Start

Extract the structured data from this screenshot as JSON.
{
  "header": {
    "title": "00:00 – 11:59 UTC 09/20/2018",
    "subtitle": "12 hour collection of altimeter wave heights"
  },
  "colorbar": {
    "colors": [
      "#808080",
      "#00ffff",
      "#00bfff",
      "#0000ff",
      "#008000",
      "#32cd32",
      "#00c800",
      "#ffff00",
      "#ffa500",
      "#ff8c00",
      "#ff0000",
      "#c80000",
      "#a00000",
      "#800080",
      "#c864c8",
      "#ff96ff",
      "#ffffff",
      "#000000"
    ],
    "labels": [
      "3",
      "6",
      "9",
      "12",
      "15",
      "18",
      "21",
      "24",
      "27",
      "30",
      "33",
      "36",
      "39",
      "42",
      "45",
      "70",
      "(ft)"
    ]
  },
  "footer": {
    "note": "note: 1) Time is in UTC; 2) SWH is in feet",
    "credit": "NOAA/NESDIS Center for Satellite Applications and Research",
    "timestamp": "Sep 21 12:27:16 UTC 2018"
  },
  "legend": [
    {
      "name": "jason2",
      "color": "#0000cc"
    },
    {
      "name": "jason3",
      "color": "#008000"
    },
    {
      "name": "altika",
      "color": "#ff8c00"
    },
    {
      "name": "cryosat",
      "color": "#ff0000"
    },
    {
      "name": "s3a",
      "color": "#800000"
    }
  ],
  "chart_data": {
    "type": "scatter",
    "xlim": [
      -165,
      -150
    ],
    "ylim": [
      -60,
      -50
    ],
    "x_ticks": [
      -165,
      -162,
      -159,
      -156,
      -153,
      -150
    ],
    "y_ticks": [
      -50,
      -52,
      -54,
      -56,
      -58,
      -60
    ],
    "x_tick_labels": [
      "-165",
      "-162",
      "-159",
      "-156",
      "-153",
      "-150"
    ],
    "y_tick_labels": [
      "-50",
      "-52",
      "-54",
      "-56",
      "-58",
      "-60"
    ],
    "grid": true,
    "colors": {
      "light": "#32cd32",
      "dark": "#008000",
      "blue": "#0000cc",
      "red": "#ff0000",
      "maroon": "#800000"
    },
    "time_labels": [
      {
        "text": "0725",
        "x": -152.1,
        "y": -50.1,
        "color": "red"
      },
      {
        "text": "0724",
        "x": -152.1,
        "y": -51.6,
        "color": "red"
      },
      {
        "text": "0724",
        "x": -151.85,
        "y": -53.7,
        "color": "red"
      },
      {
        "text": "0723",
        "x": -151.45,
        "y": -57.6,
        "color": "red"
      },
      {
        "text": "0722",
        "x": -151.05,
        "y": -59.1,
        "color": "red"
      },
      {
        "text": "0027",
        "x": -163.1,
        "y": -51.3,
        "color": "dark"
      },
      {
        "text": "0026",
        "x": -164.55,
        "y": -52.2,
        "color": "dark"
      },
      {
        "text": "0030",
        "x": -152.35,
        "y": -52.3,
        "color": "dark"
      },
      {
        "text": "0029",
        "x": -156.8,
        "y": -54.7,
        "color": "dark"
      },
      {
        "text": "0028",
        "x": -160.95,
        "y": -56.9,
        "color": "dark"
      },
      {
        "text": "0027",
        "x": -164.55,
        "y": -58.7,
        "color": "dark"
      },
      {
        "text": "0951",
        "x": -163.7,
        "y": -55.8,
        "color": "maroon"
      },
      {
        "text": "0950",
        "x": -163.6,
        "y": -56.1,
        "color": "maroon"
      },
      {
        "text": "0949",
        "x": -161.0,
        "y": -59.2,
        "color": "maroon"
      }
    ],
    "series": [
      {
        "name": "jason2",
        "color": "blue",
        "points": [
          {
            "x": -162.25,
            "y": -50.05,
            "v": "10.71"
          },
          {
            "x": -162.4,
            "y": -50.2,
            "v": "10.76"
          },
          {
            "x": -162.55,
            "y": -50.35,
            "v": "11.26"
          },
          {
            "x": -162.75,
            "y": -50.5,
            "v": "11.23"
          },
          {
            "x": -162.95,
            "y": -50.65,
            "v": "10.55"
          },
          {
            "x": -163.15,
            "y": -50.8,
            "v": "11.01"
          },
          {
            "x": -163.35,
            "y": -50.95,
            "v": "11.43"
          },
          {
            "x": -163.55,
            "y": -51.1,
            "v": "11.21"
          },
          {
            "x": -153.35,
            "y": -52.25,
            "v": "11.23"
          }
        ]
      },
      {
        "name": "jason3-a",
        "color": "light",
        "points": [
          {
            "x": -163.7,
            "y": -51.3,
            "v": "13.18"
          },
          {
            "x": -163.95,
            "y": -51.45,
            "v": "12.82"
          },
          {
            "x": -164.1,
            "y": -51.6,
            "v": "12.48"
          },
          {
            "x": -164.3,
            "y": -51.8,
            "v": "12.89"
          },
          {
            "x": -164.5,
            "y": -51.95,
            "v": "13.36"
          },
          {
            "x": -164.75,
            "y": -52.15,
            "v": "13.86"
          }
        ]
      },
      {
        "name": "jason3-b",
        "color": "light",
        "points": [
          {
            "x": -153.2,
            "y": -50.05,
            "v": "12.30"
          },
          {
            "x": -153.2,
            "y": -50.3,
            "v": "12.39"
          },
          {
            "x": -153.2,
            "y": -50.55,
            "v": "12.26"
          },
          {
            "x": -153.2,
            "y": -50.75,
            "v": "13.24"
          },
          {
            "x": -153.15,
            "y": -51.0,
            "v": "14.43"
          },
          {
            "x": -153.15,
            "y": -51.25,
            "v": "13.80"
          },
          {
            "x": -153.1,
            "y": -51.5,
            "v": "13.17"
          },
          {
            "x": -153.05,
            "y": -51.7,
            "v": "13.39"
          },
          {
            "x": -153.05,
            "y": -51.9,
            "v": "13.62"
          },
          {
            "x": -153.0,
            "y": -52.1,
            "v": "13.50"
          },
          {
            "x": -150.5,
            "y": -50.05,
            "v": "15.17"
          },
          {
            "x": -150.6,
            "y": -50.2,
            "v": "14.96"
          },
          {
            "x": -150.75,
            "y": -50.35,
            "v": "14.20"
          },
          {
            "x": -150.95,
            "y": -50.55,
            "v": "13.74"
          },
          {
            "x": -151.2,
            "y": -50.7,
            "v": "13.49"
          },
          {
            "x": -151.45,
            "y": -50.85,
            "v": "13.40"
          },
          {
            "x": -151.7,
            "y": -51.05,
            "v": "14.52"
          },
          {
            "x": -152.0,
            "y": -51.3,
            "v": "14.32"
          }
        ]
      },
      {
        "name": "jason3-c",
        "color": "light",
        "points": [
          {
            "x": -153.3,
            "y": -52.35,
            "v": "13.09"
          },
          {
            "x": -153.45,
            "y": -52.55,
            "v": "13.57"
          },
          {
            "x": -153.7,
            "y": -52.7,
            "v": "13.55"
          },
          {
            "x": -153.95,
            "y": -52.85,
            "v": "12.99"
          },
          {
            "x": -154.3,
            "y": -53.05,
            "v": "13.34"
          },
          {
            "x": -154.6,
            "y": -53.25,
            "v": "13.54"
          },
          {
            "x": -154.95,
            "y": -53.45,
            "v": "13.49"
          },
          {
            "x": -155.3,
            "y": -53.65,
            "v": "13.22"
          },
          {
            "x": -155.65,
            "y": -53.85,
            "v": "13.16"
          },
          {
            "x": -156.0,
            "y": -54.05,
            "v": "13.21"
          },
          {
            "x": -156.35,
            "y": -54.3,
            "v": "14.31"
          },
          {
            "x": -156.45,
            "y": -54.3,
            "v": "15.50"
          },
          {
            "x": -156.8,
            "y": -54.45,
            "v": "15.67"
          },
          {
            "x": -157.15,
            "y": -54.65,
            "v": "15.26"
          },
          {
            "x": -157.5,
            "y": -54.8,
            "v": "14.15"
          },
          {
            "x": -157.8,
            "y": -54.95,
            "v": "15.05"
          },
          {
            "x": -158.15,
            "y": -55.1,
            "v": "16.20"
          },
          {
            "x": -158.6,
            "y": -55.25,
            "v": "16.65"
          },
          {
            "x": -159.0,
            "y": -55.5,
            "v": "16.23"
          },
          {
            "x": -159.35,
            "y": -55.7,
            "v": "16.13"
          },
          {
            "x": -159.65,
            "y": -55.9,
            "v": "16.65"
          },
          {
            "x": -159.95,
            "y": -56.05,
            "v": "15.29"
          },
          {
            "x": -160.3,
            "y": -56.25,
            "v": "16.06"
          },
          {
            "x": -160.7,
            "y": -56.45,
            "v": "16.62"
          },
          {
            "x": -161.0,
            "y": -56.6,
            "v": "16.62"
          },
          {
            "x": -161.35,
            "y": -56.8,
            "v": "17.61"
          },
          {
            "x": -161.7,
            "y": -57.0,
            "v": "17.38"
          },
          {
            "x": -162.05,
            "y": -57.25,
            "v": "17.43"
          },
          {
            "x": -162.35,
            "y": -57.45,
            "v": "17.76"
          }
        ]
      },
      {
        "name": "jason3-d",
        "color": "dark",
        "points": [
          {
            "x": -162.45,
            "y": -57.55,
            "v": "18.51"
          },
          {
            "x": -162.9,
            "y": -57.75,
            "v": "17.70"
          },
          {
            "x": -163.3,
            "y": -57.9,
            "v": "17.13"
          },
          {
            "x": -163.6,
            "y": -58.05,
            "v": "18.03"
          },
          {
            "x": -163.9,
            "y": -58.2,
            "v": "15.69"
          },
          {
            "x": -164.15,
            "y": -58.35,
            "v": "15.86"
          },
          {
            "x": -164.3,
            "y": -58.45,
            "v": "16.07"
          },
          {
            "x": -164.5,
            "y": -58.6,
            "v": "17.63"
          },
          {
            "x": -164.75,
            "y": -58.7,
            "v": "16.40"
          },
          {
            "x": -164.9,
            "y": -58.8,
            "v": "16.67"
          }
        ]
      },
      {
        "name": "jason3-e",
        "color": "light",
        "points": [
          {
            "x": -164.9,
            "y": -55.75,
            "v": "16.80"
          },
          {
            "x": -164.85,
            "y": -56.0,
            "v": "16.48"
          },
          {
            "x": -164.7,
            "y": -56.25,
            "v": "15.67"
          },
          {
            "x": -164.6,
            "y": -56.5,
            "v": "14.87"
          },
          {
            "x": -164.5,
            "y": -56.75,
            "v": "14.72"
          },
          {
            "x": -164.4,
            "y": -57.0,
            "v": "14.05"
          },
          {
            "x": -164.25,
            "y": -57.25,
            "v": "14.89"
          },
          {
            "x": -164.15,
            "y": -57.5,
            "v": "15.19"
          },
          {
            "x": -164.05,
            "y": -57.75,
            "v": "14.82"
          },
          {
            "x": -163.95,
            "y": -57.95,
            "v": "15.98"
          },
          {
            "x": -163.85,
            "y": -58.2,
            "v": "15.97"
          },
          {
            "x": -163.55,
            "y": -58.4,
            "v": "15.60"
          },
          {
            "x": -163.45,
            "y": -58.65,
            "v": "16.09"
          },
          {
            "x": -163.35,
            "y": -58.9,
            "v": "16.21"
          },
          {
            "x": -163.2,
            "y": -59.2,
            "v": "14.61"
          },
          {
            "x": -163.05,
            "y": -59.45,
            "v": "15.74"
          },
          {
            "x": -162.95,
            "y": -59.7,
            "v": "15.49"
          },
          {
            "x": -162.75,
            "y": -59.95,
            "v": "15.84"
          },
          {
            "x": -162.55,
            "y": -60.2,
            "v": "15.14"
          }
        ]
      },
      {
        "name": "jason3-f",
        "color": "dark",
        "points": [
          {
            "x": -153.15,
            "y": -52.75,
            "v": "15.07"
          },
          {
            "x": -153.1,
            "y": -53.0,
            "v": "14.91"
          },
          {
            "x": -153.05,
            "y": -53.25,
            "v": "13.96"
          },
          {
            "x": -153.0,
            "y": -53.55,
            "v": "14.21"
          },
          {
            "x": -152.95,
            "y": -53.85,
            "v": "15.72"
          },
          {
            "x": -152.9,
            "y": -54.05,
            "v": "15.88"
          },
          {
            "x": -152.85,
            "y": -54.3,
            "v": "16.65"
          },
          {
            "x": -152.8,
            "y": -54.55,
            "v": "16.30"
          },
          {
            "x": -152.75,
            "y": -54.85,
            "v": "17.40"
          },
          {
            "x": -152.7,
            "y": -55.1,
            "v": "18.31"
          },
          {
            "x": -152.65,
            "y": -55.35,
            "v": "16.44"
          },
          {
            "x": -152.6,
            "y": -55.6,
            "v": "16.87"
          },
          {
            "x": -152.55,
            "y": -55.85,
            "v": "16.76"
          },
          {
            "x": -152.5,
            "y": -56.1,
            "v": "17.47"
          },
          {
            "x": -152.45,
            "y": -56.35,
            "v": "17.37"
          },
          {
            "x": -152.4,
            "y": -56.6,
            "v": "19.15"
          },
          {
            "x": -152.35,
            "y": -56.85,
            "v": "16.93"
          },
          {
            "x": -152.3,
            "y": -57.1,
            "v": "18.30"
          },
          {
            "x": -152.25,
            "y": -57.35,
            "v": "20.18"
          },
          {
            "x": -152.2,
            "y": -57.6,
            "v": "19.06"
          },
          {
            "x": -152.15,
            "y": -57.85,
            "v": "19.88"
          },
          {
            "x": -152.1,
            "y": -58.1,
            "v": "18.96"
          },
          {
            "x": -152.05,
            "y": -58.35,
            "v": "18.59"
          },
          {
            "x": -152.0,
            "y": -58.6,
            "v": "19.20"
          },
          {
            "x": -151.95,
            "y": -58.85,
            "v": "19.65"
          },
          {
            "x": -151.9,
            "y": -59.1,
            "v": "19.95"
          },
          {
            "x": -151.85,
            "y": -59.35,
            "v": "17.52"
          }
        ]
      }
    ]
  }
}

End

PROBLEM STATEMENT: Report the count of lines in the entries that contain the string "name", and nothing besides it.

TASK RESULT: 12